-- Begin Excerpted data --

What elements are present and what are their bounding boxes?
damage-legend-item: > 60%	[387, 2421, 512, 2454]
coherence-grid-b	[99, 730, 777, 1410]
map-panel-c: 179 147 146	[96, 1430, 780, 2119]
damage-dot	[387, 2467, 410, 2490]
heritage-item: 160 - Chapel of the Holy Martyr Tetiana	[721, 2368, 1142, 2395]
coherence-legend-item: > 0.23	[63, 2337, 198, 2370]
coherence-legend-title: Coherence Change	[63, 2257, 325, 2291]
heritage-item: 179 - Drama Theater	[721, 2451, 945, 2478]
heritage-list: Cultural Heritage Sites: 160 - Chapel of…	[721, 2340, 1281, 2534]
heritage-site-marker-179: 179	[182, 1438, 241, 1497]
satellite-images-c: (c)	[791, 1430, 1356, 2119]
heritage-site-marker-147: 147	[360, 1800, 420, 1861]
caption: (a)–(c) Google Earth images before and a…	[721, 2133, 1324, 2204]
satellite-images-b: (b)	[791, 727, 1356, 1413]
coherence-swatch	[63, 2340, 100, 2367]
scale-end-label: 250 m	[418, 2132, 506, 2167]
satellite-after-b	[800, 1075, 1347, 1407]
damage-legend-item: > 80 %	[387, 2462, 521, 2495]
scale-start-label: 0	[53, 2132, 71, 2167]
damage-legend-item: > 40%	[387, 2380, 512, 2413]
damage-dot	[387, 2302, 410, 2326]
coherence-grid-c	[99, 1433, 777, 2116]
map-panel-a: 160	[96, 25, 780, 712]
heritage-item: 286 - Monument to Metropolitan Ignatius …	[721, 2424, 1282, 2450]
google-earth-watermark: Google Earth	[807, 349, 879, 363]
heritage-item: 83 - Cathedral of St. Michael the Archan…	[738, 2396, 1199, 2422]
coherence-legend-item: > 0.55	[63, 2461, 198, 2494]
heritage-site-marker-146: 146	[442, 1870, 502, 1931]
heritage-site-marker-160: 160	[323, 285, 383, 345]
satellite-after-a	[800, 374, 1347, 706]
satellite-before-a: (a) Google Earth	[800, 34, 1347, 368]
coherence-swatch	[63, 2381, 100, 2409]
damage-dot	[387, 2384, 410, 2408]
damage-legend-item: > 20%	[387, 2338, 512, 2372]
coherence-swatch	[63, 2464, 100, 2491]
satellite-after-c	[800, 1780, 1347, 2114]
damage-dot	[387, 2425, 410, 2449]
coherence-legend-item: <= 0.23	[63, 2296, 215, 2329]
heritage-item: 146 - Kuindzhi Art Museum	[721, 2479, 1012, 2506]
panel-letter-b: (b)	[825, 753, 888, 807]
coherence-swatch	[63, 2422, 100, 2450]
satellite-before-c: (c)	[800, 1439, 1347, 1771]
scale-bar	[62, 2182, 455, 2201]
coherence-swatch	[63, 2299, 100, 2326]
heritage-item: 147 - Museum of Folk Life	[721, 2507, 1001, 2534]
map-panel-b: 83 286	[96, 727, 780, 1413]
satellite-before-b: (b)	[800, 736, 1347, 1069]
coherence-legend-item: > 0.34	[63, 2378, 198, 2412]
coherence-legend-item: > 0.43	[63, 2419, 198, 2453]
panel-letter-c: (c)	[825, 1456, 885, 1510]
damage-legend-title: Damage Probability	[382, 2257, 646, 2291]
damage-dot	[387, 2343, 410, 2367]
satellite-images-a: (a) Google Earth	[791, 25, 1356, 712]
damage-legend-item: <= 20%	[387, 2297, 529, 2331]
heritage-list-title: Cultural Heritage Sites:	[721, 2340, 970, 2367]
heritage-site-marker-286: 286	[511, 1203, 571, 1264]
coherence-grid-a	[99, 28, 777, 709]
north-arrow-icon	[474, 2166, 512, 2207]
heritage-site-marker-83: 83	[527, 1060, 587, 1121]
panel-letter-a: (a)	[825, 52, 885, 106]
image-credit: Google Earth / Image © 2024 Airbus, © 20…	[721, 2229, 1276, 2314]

-- End Excerpted data --

● **Task description**: Reproduce every row above verbatim, in the same order, changing nothing.

● **Reply to the task**:
What elements are present and what are their bounding boxes?
damage-legend-item: > 60%	[387, 2421, 512, 2454]
coherence-grid-b	[99, 730, 777, 1410]
map-panel-c: 179 147 146	[96, 1430, 780, 2119]
damage-dot	[387, 2467, 410, 2490]
heritage-item: 160 - Chapel of the Holy Martyr Tetiana	[721, 2368, 1142, 2395]
coherence-legend-item: > 0.23	[63, 2337, 198, 2370]
coherence-legend-title: Coherence Change	[63, 2257, 325, 2291]
heritage-item: 179 - Drama Theater	[721, 2451, 945, 2478]
heritage-list: Cultural Heritage Sites: 160 - Chapel of…	[721, 2340, 1281, 2534]
heritage-site-marker-179: 179	[182, 1438, 241, 1497]
satellite-images-c: (c)	[791, 1430, 1356, 2119]
heritage-site-marker-147: 147	[360, 1800, 420, 1861]
caption: (a)–(c) Google Earth images before and a…	[721, 2133, 1324, 2204]
satellite-images-b: (b)	[791, 727, 1356, 1413]
coherence-swatch	[63, 2340, 100, 2367]
scale-end-label: 250 m	[418, 2132, 506, 2167]
satellite-after-b	[800, 1075, 1347, 1407]
damage-legend-item: > 80 %	[387, 2462, 521, 2495]
scale-start-label: 0	[53, 2132, 71, 2167]
damage-legend-item: > 40%	[387, 2380, 512, 2413]
damage-dot	[387, 2302, 410, 2326]
coherence-grid-c	[99, 1433, 777, 2116]
map-panel-a: 160	[96, 25, 780, 712]
heritage-item: 286 - Monument to Metropolitan Ignatius …	[721, 2424, 1282, 2450]
google-earth-watermark: Google Earth	[807, 349, 879, 363]
heritage-item: 83 - Cathedral of St. Michael the Archan…	[738, 2396, 1199, 2422]
coherence-legend-item: > 0.55	[63, 2461, 198, 2494]
heritage-site-marker-146: 146	[442, 1870, 502, 1931]
heritage-site-marker-160: 160	[323, 285, 383, 345]
satellite-after-a	[800, 374, 1347, 706]
satellite-before-a: (a) Google Earth	[800, 34, 1347, 368]
coherence-swatch	[63, 2381, 100, 2409]
damage-dot	[387, 2384, 410, 2408]
damage-legend-item: > 20%	[387, 2338, 512, 2372]
coherence-swatch	[63, 2464, 100, 2491]
satellite-after-c	[800, 1780, 1347, 2114]
damage-dot	[387, 2425, 410, 2449]
coherence-legend-item: <= 0.23	[63, 2296, 215, 2329]
heritage-item: 146 - Kuindzhi Art Museum	[721, 2479, 1012, 2506]
panel-letter-b: (b)	[825, 753, 888, 807]
coherence-swatch	[63, 2422, 100, 2450]
satellite-before-c: (c)	[800, 1439, 1347, 1771]
scale-bar	[62, 2182, 455, 2201]
coherence-swatch	[63, 2299, 100, 2326]
heritage-item: 147 - Museum of Folk Life	[721, 2507, 1001, 2534]
map-panel-b: 83 286	[96, 727, 780, 1413]
satellite-before-b: (b)	[800, 736, 1347, 1069]
coherence-legend-item: > 0.34	[63, 2378, 198, 2412]
coherence-legend-item: > 0.43	[63, 2419, 198, 2453]
panel-letter-c: (c)	[825, 1456, 885, 1510]
damage-legend-title: Damage Probability	[382, 2257, 646, 2291]
damage-dot	[387, 2343, 410, 2367]
satellite-images-a: (a) Google Earth	[791, 25, 1356, 712]
damage-legend-item: <= 20%	[387, 2297, 529, 2331]
heritage-list-title: Cultural Heritage Sites:	[721, 2340, 970, 2367]
heritage-site-marker-286: 286	[511, 1203, 571, 1264]
coherence-grid-a	[99, 28, 777, 709]
north-arrow-icon	[474, 2166, 512, 2207]
heritage-site-marker-83: 83	[527, 1060, 587, 1121]
panel-letter-a: (a)	[825, 52, 885, 106]
image-credit: Google Earth / Image © 2024 Airbus, © 20…	[721, 2229, 1276, 2314]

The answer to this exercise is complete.